**GIVEN REQUEST:** Output each entry verbatim and exclude every picture from it.

**MATERIAL SHOWN:**
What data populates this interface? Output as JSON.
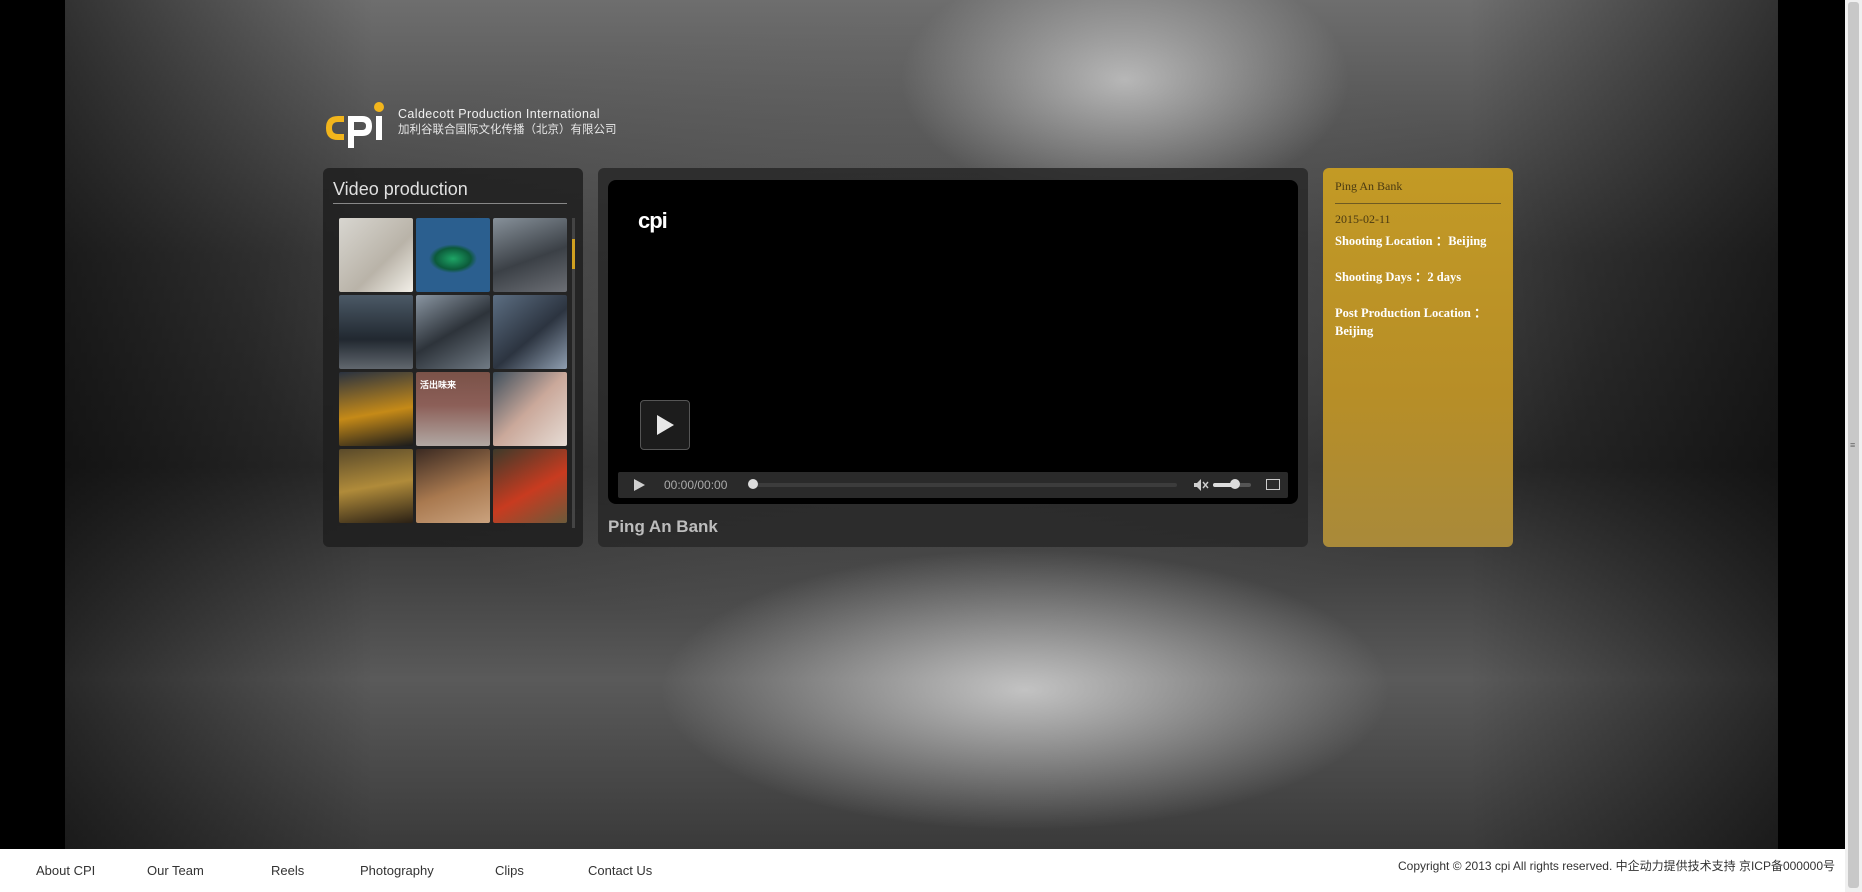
{
  "logo": {
    "mark_text": "cpi",
    "line1": "Caldecott Production International",
    "line2": "加利谷联合国际文化传播（北京）有限公司"
  },
  "left_panel": {
    "title": "Video production",
    "thumbnails": [
      {
        "caption": ""
      },
      {
        "caption": ""
      },
      {
        "caption": ""
      },
      {
        "caption": ""
      },
      {
        "caption": ""
      },
      {
        "caption": ""
      },
      {
        "caption": ""
      },
      {
        "caption": "活出味来"
      },
      {
        "caption": ""
      },
      {
        "caption": ""
      },
      {
        "caption": ""
      },
      {
        "caption": ""
      }
    ]
  },
  "video": {
    "watermark": "cpi",
    "time": "00:00/00:00",
    "progress": 0,
    "volume": 0.6,
    "title": "Ping An Bank"
  },
  "info": {
    "title": "Ping An Bank",
    "date": "2015-02-11",
    "shooting_location": "Shooting Location ：Beijing",
    "shooting_days": "Shooting Days ：2 days",
    "post_location": "Post Production Location ：Beijing"
  },
  "footer": {
    "nav": [
      "About CPI",
      "Our Team",
      "Reels",
      "Photography",
      "Clips",
      "Contact Us"
    ],
    "copyright": "Copyright © 2013 cpi All rights reserved. 中企动力提供技术支持 京ICP备000000号"
  },
  "colors": {
    "accent_gold": "#c39a25",
    "logo_yellow": "#f2b51c"
  }
}
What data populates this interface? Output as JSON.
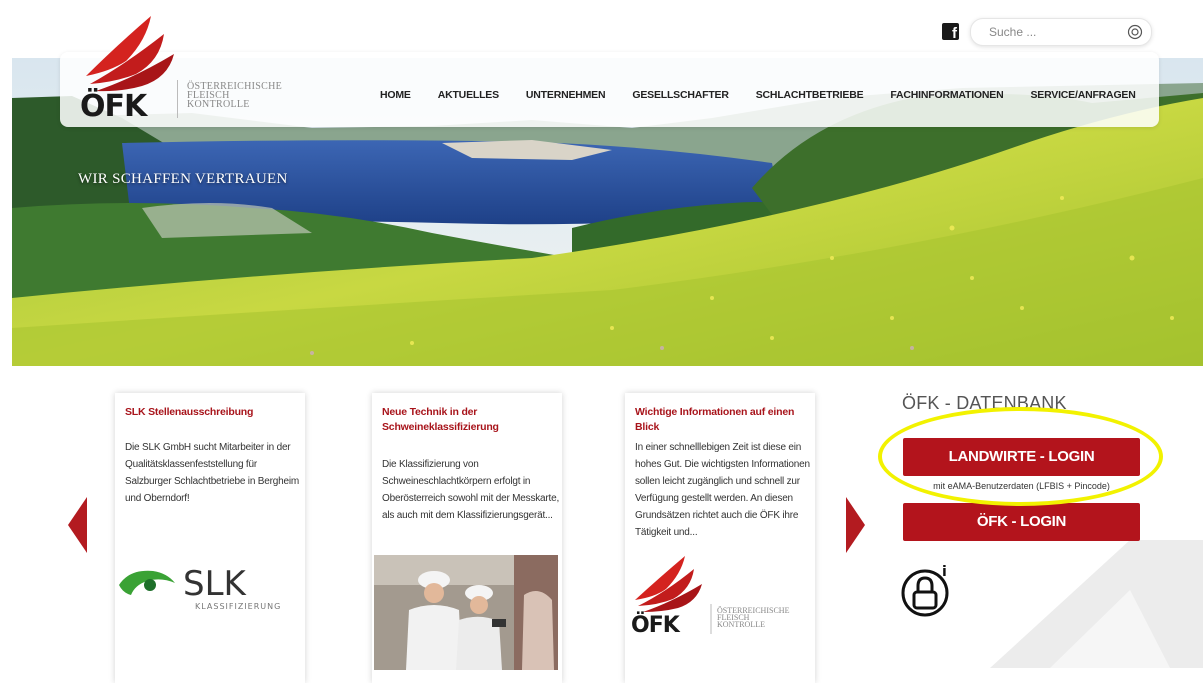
{
  "header": {
    "brand": "ÖFK",
    "brand_sub_line1": "ÖSTERREICHISCHE",
    "brand_sub_line2": "FLEISCH",
    "brand_sub_line3": "KONTROLLE",
    "search_placeholder": "Suche ...",
    "nav": [
      "HOME",
      "AKTUELLES",
      "UNTERNEHMEN",
      "GESELLSCHAFTER",
      "SCHLACHTBETRIEBE",
      "FACHINFORMATIONEN",
      "SERVICE/ANFRAGEN"
    ]
  },
  "hero": {
    "slogan": "WIR SCHAFFEN VERTRAUEN"
  },
  "cards": [
    {
      "title": "SLK Stellenausschreibung",
      "text": "Die SLK GmbH sucht Mitarbeiter in der Qualitätsklassenfeststellung für Salzburger Schlachtbetriebe in Bergheim und Oberndorf!",
      "logo_main": "SLK",
      "logo_sub": "KLASSIFIZIERUNG"
    },
    {
      "title": "Neue Technik in der Schweineklassifizierung",
      "text": "Die Klassifizierung von Schweineschlachtkörpern erfolgt in Oberösterreich sowohl mit der Messkarte, als auch mit dem Klassifizierungsgerät..."
    },
    {
      "title": "Wichtige Informationen auf einen Blick",
      "text": "In einer schnelllebigen Zeit ist diese ein hohes Gut. Die wichtigsten Informationen sollen leicht zugänglich und schnell zur Verfügung gestellt werden. An diesen Grundsätzen richtet auch die ÖFK ihre Tätigkeit und...",
      "logo_main": "ÖFK",
      "logo_sub_line1": "ÖSTERREICHISCHE",
      "logo_sub_line2": "FLEISCH",
      "logo_sub_line3": "KONTROLLE"
    }
  ],
  "database": {
    "title": "ÖFK - DATENBANK",
    "landwirte_login": "LANDWIRTE - LOGIN",
    "landwirte_sub": "mit eAMA-Benutzerdaten (LFBIS + Pincode)",
    "oefk_login": "ÖFK - LOGIN",
    "lock_badge": "i"
  },
  "colors": {
    "brand_red": "#b3141c",
    "highlight": "#f2f200"
  }
}
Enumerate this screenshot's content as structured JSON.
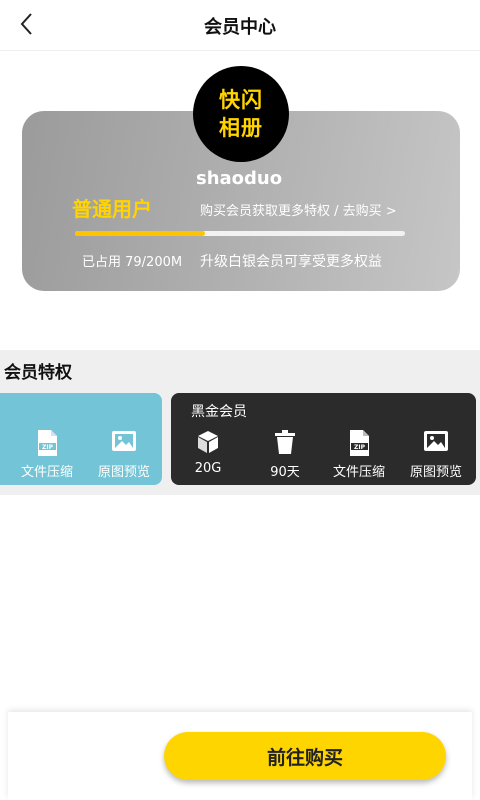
{
  "header": {
    "title": "会员中心"
  },
  "logo": {
    "line1": "快闪",
    "line2": "相册"
  },
  "user": {
    "name": "shaoduo",
    "level": "普通用户",
    "buy_link": "购买会员获取更多特权 / 去购买 >",
    "usage": "已占用 79/200M",
    "upgrade_tip": "升级白银会员可享受更多权益",
    "storage_used_fraction": 0.395
  },
  "privileges": {
    "title": "会员特权",
    "plans": [
      {
        "name": "",
        "features": [
          {
            "label": "文件压缩",
            "icon": "zip-file-icon"
          },
          {
            "label": "原图预览",
            "icon": "image-icon"
          }
        ]
      },
      {
        "name": "黑金会员",
        "features": [
          {
            "label": "20G",
            "icon": "cube-icon"
          },
          {
            "label": "90天",
            "icon": "trash-icon"
          },
          {
            "label": "文件压缩",
            "icon": "zip-file-icon"
          },
          {
            "label": "原图预览",
            "icon": "image-icon"
          }
        ]
      }
    ]
  },
  "footer": {
    "purchase_label": "前往购买"
  },
  "colors": {
    "accent": "#ffd500",
    "silver_plan": "#72c4d6",
    "black_plan": "#2b2b2b",
    "progress": "#ffc400"
  }
}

**THE REPLY:**
What data populates this interface? Output as JSON.
{
  "logo": {
    "mark_text": "cpi",
    "line1": "Caldecott Production International",
    "line2": "加利谷联合国际文化传播（北京）有限公司"
  },
  "left_panel": {
    "title": "Video production",
    "thumbnails": [
      {
        "caption": ""
      },
      {
        "caption": ""
      },
      {
        "caption": ""
      },
      {
        "caption": ""
      },
      {
        "caption": ""
      },
      {
        "caption": ""
      },
      {
        "caption": ""
      },
      {
        "caption": "活出味来"
      },
      {
        "caption": ""
      },
      {
        "caption": ""
      },
      {
        "caption": ""
      },
      {
        "caption": ""
      }
    ]
  },
  "video": {
    "watermark": "cpi",
    "time": "00:00/00:00",
    "progress": 0,
    "volume": 0.6,
    "title": "Ping An Bank"
  },
  "info": {
    "title": "Ping An Bank",
    "date": "2015-02-11",
    "shooting_location": "Shooting Location ：Beijing",
    "shooting_days": "Shooting Days ：2 days",
    "post_location": "Post Production Location ：Beijing"
  },
  "footer": {
    "nav": [
      "About CPI",
      "Our Team",
      "Reels",
      "Photography",
      "Clips",
      "Contact Us"
    ],
    "copyright": "Copyright © 2013 cpi All rights reserved. 中企动力提供技术支持 京ICP备000000号"
  },
  "colors": {
    "accent_gold": "#c39a25",
    "logo_yellow": "#f2b51c"
  }
}
What data populates this interface? Output as JSON.
{
  "header": {
    "brand": "ÖFK",
    "brand_sub_line1": "ÖSTERREICHISCHE",
    "brand_sub_line2": "FLEISCH",
    "brand_sub_line3": "KONTROLLE",
    "search_placeholder": "Suche ...",
    "nav": [
      "HOME",
      "AKTUELLES",
      "UNTERNEHMEN",
      "GESELLSCHAFTER",
      "SCHLACHTBETRIEBE",
      "FACHINFORMATIONEN",
      "SERVICE/ANFRAGEN"
    ]
  },
  "hero": {
    "slogan": "WIR SCHAFFEN VERTRAUEN"
  },
  "cards": [
    {
      "title": "SLK Stellenausschreibung",
      "text": "Die SLK GmbH sucht Mitarbeiter in der Qualitätsklassenfeststellung für Salzburger Schlachtbetriebe in Bergheim und Oberndorf!",
      "logo_main": "SLK",
      "logo_sub": "KLASSIFIZIERUNG"
    },
    {
      "title": "Neue Technik in der Schweineklassifizierung",
      "text": "Die Klassifizierung von Schweineschlachtkörpern erfolgt in Oberösterreich sowohl mit der Messkarte, als auch mit dem Klassifizierungsgerät..."
    },
    {
      "title": "Wichtige Informationen auf einen Blick",
      "text": "In einer schnelllebigen Zeit ist diese ein hohes Gut. Die wichtigsten Informationen sollen leicht zugänglich und schnell zur Verfügung gestellt werden. An diesen Grundsätzen richtet auch die ÖFK ihre Tätigkeit und...",
      "logo_main": "ÖFK",
      "logo_sub_line1": "ÖSTERREICHISCHE",
      "logo_sub_line2": "FLEISCH",
      "logo_sub_line3": "KONTROLLE"
    }
  ],
  "database": {
    "title": "ÖFK - DATENBANK",
    "landwirte_login": "LANDWIRTE - LOGIN",
    "landwirte_sub": "mit eAMA-Benutzerdaten (LFBIS + Pincode)",
    "oefk_login": "ÖFK - LOGIN",
    "lock_badge": "i"
  },
  "colors": {
    "brand_red": "#b3141c",
    "highlight": "#f2f200"
  }
}
Enumerate this screenshot's content as structured JSON.
{
  "header": {
    "title": "会员中心"
  },
  "logo": {
    "line1": "快闪",
    "line2": "相册"
  },
  "user": {
    "name": "shaoduo",
    "level": "普通用户",
    "buy_link": "购买会员获取更多特权 / 去购买 >",
    "usage": "已占用 79/200M",
    "upgrade_tip": "升级白银会员可享受更多权益",
    "storage_used_fraction": 0.395
  },
  "privileges": {
    "title": "会员特权",
    "plans": [
      {
        "name": "",
        "features": [
          {
            "label": "文件压缩",
            "icon": "zip-file-icon"
          },
          {
            "label": "原图预览",
            "icon": "image-icon"
          }
        ]
      },
      {
        "name": "黑金会员",
        "features": [
          {
            "label": "20G",
            "icon": "cube-icon"
          },
          {
            "label": "90天",
            "icon": "trash-icon"
          },
          {
            "label": "文件压缩",
            "icon": "zip-file-icon"
          },
          {
            "label": "原图预览",
            "icon": "image-icon"
          }
        ]
      }
    ]
  },
  "footer": {
    "purchase_label": "前往购买"
  },
  "colors": {
    "accent": "#ffd500",
    "silver_plan": "#72c4d6",
    "black_plan": "#2b2b2b",
    "progress": "#ffc400"
  }
}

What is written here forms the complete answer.